* Begin *

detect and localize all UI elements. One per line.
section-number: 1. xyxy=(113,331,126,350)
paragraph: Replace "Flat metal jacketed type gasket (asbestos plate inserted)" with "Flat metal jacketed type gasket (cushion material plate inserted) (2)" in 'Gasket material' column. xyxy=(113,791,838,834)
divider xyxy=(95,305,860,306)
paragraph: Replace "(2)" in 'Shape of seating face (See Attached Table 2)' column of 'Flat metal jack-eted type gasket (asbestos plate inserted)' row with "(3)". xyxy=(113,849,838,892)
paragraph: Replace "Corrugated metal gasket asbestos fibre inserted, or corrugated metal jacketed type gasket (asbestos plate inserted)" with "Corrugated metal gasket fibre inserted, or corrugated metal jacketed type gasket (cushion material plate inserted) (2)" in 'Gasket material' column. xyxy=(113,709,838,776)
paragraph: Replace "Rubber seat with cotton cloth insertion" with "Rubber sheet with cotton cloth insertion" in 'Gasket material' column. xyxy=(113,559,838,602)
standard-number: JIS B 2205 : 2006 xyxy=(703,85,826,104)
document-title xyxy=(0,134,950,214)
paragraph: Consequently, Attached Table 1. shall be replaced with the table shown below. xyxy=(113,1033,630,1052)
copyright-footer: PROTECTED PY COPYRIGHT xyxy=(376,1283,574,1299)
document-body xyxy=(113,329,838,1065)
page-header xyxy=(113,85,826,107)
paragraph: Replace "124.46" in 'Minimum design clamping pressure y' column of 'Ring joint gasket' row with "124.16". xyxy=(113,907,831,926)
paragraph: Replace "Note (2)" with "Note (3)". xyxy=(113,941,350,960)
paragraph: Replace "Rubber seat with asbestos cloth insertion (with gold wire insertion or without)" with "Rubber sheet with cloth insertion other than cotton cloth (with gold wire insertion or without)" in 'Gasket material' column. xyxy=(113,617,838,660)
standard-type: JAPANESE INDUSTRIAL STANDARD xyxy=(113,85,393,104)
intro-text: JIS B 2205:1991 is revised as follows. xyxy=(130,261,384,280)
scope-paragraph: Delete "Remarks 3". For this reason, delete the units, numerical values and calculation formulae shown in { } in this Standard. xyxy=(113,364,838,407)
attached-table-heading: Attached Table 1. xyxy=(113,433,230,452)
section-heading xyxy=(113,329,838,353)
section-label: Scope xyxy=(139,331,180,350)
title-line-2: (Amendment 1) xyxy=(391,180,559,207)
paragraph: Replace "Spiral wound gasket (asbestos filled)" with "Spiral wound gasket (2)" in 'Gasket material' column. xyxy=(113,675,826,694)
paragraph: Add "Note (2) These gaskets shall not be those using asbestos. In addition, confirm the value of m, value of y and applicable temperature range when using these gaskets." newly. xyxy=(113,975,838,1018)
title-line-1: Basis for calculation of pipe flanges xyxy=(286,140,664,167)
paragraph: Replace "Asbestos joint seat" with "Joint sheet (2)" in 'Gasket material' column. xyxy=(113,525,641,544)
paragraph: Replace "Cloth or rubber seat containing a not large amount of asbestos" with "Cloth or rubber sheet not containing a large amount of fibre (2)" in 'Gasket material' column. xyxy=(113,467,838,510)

* End *

**DESCRIPTION OF THE TASK**
Write out the records above again, switching each "Gasket material" to "Seal material" and leaving everything else unchanged.

**OUTPUT BELOW**
detect and localize all UI elements. One per line.
section-number: 1. xyxy=(113,331,126,350)
paragraph: Replace "Flat metal jacketed type gasket (asbestos plate inserted)" with "Flat metal jacketed type gasket (cushion material plate inserted) (2)" in 'Seal material' column. xyxy=(113,791,838,834)
divider xyxy=(95,305,860,306)
paragraph: Replace "(2)" in 'Shape of seating face (See Attached Table 2)' column of 'Flat metal jack-eted type gasket (asbestos plate inserted)' row with "(3)". xyxy=(113,849,838,892)
paragraph: Replace "Corrugated metal gasket asbestos fibre inserted, or corrugated metal jacketed type gasket (asbestos plate inserted)" with "Corrugated metal gasket fibre inserted, or corrugated metal jacketed type gasket (cushion material plate inserted) (2)" in 'Seal material' column. xyxy=(113,709,838,776)
paragraph: Replace "Rubber seat with cotton cloth insertion" with "Rubber sheet with cotton cloth insertion" in 'Seal material' column. xyxy=(113,559,838,602)
standard-number: JIS B 2205 : 2006 xyxy=(703,85,826,104)
document-title xyxy=(0,134,950,214)
paragraph: Consequently, Attached Table 1. shall be replaced with the table shown below. xyxy=(113,1033,630,1052)
copyright-footer: PROTECTED PY COPYRIGHT xyxy=(376,1283,574,1299)
document-body xyxy=(113,329,838,1065)
page-header xyxy=(113,85,826,107)
paragraph: Replace "124.46" in 'Minimum design clamping pressure y' column of 'Ring joint gasket' row with "124.16". xyxy=(113,907,831,926)
paragraph: Replace "Note (2)" with "Note (3)". xyxy=(113,941,350,960)
paragraph: Replace "Rubber seat with asbestos cloth insertion (with gold wire insertion or without)" with "Rubber sheet with cloth insertion other than cotton cloth (with gold wire insertion or without)" in 'Seal material' column. xyxy=(113,617,838,660)
standard-type: JAPANESE INDUSTRIAL STANDARD xyxy=(113,85,393,104)
intro-text: JIS B 2205:1991 is revised as follows. xyxy=(130,261,384,280)
scope-paragraph: Delete "Remarks 3". For this reason, delete the units, numerical values and calculation formulae shown in { } in this Standard. xyxy=(113,364,838,407)
attached-table-heading: Attached Table 1. xyxy=(113,433,230,452)
section-heading xyxy=(113,329,838,353)
section-label: Scope xyxy=(139,331,180,350)
title-line-2: (Amendment 1) xyxy=(391,180,559,207)
paragraph: Replace "Spiral wound gasket (asbestos filled)" with "Spiral wound gasket (2)" in 'Seal material' column. xyxy=(113,675,826,694)
paragraph: Add "Note (2) These gaskets shall not be those using asbestos. In addition, confirm the value of m, value of y and applicable temperature range when using these gaskets." newly. xyxy=(113,975,838,1018)
title-line-1: Basis for calculation of pipe flanges xyxy=(286,140,664,167)
paragraph: Replace "Asbestos joint seat" with "Joint sheet (2)" in 'Seal material' column. xyxy=(113,525,641,544)
paragraph: Replace "Cloth or rubber seat containing a not large amount of asbestos" with "Cloth or rubber sheet not containing a large amount of fibre (2)" in 'Seal material' column. xyxy=(113,467,838,510)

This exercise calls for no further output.